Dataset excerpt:
^^^^^^^^^^^^^^^^
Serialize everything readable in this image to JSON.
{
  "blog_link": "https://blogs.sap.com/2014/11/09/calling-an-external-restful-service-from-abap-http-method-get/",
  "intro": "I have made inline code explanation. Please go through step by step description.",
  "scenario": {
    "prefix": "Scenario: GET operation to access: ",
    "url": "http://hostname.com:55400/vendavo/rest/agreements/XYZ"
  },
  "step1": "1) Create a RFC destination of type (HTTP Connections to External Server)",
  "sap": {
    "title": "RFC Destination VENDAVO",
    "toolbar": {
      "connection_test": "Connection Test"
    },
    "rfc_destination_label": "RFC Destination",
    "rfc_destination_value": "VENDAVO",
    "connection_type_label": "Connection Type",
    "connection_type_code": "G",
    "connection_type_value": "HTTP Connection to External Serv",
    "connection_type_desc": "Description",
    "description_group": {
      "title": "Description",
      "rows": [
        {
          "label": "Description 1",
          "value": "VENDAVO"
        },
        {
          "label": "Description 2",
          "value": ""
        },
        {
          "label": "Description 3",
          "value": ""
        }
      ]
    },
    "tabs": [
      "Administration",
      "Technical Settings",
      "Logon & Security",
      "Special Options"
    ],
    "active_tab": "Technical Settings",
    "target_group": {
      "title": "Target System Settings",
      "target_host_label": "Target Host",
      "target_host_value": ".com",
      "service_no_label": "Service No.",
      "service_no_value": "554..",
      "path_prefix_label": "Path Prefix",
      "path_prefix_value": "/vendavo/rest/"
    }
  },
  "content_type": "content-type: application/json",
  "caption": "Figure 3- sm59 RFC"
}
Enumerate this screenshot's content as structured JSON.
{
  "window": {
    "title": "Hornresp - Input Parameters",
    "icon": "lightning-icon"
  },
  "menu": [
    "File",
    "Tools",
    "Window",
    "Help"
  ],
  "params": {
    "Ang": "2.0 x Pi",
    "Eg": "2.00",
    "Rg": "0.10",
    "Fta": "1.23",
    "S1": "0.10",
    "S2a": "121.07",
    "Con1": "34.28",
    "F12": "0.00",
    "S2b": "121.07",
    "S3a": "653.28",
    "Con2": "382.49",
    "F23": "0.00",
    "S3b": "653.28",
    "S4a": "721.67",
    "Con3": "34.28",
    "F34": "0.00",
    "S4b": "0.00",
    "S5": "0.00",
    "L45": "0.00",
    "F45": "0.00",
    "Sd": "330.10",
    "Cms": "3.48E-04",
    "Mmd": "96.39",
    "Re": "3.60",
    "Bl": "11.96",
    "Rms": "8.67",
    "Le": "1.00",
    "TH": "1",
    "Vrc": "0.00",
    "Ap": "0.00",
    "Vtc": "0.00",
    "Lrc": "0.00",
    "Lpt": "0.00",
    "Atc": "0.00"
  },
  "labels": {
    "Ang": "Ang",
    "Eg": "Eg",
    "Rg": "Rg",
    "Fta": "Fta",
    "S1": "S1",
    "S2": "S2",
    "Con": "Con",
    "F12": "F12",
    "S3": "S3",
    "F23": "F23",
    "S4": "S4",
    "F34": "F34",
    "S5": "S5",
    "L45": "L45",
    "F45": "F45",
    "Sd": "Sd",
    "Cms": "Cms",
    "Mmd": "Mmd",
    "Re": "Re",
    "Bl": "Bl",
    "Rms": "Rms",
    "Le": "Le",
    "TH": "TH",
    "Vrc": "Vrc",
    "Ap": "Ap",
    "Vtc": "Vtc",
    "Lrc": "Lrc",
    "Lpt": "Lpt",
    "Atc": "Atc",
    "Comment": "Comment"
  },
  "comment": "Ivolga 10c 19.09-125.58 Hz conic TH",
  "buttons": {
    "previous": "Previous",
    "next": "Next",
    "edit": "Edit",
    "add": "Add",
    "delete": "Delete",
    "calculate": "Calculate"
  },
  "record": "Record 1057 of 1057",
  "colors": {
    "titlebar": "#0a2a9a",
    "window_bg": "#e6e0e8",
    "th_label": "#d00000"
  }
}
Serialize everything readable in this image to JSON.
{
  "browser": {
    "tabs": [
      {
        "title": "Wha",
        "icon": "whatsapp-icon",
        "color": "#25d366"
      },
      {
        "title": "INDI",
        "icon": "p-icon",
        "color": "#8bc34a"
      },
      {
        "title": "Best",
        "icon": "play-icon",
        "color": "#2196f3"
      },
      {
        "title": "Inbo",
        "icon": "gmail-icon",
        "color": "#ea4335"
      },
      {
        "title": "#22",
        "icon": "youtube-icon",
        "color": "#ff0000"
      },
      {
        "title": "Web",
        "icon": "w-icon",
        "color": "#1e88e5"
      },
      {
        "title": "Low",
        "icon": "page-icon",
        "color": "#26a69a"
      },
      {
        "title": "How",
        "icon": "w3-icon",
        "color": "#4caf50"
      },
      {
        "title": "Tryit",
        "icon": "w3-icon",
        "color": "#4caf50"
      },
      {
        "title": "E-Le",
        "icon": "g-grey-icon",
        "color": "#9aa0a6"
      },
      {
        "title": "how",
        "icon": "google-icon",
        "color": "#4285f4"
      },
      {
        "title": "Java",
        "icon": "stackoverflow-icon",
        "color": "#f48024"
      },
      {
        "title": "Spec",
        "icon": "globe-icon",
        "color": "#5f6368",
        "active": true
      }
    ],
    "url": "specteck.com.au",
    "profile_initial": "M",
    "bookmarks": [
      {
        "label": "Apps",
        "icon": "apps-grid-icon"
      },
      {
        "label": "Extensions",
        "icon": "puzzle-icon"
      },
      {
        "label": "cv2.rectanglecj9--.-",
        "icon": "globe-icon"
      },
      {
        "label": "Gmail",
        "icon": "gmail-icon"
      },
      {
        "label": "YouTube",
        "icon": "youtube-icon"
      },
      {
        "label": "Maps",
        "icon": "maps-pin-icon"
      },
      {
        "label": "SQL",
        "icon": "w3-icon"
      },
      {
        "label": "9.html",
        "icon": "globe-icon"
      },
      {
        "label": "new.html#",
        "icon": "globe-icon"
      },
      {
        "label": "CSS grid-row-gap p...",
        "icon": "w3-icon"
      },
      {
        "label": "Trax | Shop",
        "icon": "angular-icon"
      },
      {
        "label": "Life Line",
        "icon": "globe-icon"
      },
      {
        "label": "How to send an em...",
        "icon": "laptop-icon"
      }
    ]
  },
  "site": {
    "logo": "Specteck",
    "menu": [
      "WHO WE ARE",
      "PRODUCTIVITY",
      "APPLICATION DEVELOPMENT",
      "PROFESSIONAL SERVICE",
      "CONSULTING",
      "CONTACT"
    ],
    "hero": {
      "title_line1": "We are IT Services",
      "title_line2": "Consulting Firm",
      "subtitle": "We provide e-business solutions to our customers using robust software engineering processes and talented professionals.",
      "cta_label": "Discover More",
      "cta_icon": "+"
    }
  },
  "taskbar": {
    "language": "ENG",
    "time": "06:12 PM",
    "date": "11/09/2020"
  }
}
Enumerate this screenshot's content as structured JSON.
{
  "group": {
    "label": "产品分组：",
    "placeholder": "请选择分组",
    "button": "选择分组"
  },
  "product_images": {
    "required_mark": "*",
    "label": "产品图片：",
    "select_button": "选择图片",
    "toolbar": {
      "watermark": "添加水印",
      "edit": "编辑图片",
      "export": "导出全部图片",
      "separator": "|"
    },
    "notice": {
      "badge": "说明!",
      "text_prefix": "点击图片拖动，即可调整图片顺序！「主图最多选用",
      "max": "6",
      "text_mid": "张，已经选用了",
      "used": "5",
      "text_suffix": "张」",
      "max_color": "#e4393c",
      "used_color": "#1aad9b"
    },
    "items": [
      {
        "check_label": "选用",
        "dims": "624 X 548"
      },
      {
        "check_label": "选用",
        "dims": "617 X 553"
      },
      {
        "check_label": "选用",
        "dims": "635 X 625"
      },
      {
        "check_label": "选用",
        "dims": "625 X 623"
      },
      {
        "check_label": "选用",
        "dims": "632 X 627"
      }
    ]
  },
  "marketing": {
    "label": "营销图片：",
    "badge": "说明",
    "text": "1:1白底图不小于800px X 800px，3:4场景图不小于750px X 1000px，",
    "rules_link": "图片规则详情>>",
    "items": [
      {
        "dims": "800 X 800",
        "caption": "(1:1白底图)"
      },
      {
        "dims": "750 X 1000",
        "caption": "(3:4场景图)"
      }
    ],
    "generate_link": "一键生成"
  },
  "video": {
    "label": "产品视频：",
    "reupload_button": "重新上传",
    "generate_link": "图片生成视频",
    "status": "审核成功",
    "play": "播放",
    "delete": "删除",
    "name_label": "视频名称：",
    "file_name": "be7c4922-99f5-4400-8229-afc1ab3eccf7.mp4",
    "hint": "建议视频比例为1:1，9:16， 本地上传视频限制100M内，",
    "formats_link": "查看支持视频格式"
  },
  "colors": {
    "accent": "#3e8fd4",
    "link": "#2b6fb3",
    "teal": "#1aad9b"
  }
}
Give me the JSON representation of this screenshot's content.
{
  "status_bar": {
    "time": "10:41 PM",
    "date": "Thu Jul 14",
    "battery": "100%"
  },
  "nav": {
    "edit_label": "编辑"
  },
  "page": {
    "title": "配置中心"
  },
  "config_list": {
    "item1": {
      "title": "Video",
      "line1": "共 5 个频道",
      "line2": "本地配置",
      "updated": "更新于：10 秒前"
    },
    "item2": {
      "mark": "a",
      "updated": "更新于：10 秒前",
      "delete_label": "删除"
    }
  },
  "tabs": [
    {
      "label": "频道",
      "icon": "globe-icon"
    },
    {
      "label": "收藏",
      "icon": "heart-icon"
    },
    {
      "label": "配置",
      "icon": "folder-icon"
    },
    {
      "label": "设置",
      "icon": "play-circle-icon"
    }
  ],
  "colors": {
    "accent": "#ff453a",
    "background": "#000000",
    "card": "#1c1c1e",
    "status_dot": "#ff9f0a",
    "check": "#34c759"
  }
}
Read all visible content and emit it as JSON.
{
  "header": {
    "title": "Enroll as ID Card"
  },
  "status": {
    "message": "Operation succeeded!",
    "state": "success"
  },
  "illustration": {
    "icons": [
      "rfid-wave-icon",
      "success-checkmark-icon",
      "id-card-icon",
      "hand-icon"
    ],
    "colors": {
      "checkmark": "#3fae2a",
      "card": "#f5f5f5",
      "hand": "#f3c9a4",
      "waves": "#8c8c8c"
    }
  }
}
^^^^^^^^^^^^^^^^
### Written request:
Pull out every line above that holds the word "dims".

### Reply:
        "dims": "624 X 548"
        "dims": "617 X 553"
        "dims": "635 X 625"
        "dims": "625 X 623"
        "dims": "632 X 627"
        "dims": "800 X 800",
        "dims": "750 X 1000",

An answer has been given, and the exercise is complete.